:: Directions ::
What follows is a listing to be transcribed exactly.

:: Data lines ::

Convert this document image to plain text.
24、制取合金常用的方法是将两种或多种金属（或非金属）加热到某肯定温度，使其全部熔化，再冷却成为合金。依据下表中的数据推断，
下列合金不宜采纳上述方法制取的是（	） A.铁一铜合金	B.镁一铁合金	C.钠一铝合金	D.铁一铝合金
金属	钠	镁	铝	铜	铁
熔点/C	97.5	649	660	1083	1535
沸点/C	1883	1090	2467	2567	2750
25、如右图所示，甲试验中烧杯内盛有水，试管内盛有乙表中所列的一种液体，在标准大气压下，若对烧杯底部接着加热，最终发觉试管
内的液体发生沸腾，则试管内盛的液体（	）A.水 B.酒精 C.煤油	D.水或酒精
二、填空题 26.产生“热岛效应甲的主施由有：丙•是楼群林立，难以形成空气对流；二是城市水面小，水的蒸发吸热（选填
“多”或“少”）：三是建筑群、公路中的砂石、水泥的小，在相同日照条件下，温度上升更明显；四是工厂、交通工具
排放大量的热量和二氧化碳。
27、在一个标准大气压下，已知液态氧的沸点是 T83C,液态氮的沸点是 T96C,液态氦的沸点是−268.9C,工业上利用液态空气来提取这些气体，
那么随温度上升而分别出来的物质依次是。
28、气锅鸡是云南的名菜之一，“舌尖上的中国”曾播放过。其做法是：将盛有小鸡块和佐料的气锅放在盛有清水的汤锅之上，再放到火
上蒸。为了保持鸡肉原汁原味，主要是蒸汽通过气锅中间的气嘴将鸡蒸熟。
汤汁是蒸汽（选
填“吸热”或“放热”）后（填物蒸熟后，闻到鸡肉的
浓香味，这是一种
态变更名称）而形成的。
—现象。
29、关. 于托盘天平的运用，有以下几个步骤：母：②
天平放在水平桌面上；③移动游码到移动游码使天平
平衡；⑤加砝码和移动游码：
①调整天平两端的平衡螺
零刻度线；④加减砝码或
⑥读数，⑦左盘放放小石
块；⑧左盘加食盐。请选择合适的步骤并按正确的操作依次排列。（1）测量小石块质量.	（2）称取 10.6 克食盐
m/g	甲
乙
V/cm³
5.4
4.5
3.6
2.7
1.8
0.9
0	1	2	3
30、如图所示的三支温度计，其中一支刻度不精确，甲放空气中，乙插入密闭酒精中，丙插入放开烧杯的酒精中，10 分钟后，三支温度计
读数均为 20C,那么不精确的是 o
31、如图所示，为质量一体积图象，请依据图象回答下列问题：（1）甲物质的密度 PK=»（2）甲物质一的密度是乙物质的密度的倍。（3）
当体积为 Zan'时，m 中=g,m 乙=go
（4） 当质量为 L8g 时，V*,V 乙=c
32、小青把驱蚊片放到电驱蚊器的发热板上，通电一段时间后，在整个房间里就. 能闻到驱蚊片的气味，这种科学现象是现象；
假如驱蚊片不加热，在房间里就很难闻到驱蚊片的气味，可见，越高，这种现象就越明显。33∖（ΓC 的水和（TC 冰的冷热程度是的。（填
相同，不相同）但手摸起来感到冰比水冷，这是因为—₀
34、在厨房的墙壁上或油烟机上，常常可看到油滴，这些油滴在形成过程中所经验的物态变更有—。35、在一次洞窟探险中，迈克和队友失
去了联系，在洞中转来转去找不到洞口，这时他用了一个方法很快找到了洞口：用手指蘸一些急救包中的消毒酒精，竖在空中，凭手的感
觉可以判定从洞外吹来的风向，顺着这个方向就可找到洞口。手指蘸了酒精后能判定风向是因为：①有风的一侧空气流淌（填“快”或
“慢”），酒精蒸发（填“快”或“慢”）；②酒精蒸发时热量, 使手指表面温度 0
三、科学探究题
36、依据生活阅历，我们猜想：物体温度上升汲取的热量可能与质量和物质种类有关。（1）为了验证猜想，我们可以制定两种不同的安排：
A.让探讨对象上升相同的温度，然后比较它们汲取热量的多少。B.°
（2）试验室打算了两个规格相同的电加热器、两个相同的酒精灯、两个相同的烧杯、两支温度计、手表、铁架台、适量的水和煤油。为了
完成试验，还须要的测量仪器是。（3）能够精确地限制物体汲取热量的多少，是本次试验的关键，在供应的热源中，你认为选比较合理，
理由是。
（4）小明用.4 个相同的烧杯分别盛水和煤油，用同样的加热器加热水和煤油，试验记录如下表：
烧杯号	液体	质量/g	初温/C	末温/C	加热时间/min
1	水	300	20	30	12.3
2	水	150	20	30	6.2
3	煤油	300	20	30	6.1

:: Reply to the exercise ::
Convert this document image to plain text.
24、制取合金常用的方法是将两种或多种金属（或非金属）加热到某肯定温度，使其全部熔化，再冷却成为合金。依据下表中的数据推断，
下列合金不宜采纳上述方法制取的是（	） A.铁一铜合金	B.镁一铁合金	C.钠一铝合金	D.铁一铝合金
金属	钠	镁	铝	铜	铁
熔点/C	97.5	649	660	1083	1535
沸点/C	1883	1090	2467	2567	2750
25、如右图所示，甲试验中烧杯内盛有水，试管内盛有乙表中所列的一种液体，在标准大气压下，若对烧杯底部接着加热，最终发觉试管
内的液体发生沸腾，则试管内盛的液体（	）A.水 B.酒精 C.煤油	D.水或酒精
二、填空题 26.产生“热岛效应甲的主施由有：丙•是楼群林立，难以形成空气对流；二是城市水面小，水的蒸发吸热（选填
“多”或“少”）：三是建筑群、公路中的砂石、水泥的小，在相同日照条件下，温度上升更明显；四是工厂、交通工具
排放大量的热量和二氧化碳。
27、在一个标准大气压下，已知液态氧的沸点是 T83C,液态氮的沸点是 T96C,液态氦的沸点是−268.9C,工业上利用液态空气来提取这些气体，
那么随温度上升而分别出来的物质依次是。
28、气锅鸡是云南的名菜之一，“舌尖上的中国”曾播放过。其做法是：将盛有小鸡块和佐料的气锅放在盛有清水的汤锅之上，再放到火
上蒸。为了保持鸡肉原汁原味，主要是蒸汽通过气锅中间的气嘴将鸡蒸熟。
汤汁是蒸汽（选
填“吸热”或“放热”）后（填物蒸熟后，闻到鸡肉的
浓香味，这是一种
态变更名称）而形成的。
—现象。
29、关. 于托盘天平的运用，有以下几个步骤：母：②
天平放在水平桌面上；③移动游码到移动游码使天平
平衡；⑤加砝码和移动游码：
①调整天平两端的平衡螺
零刻度线；④加减砝码或
⑥读数，⑦左盘放放小石
块；⑧左盘加食盐。请选择合适的步骤并按正确的操作依次排列。（1）测量小石块质量.	（2）称取 10.6 克食盐
m/g	甲
乙
V/cm³
5.4
4.5
3.6
2.7
1.8
0.9
0	1	2	3
30、如图所示的三支温度计，其中一支刻度不精确，甲放空气中，乙插入密闭酒精中，丙插入放开烧杯的酒精中，10 分钟后，三支温度计
读数均为 20C,那么不精确的是 o
31、如图所示，为质量一体积图象，请依据图象回答下列问题：（1）甲物质的密度 PK=»（2）甲物质一的密度是乙物质的密度的倍。（3）
当体积为 Zan'时，m 中=g,m 乙=go
（4） 当质量为 L8g 时，V*,V 乙=c
32、小青把驱蚊片放到电驱蚊器的发热板上，通电一段时间后，在整个房间里就. 能闻到驱蚊片的气味，这种科学现象是现象；
假如驱蚊片不加热，在房间里就很难闻到驱蚊片的气味，可见，越高，这种现象就越明显。33∖（ΓC 的水和（TC 冰的冷热程度是的。（填
相同，不相同）但手摸起来感到冰比水冷，这是因为—₀
34、在厨房的墙壁上或油烟机上，常常可看到油滴，这些油滴在形成过程中所经验的物态变更有—。35、在一次洞窟探险中，迈克和队友失
去了联系，在洞中转来转去找不到洞口，这时他用了一个方法很快找到了洞口：用手指蘸一些急救包中的消毒酒精，竖在空中，凭手的感
觉可以判定从洞外吹来的风向，顺着这个方向就可找到洞口。手指蘸了酒精后能判定风向是因为：①有风的一侧空气流淌（填“快”或
“慢”），酒精蒸发（填“快”或“慢”）；②酒精蒸发时热量, 使手指表面温度 0
三、科学探究题
36、依据生活阅历，我们猜想：物体温度上升汲取的热量可能与质量和物质种类有关。（1）为了验证猜想，我们可以制定两种不同的安排：
A.让探讨对象上升相同的温度，然后比较它们汲取热量的多少。B.°
（2）试验室打算了两个规格相同的电加热器、两个相同的酒精灯、两个相同的烧杯、两支温度计、手表、铁架台、适量的水和煤油。为了
完成试验，还须要的测量仪器是。（3）能够精确地限制物体汲取热量的多少，是本次试验的关键，在供应的热源中，你认为选比较合理，
理由是。
（4）小明用.4 个相同的烧杯分别盛水和煤油，用同样的加热器加热水和煤油，试验记录如下表：
烧杯号	液体	质量/g	初温/C	末温/C	加热时间/min
1	水	300	20	30	12.3
2	水	150	20	30	6.2
3	煤油	300	20	30	6.1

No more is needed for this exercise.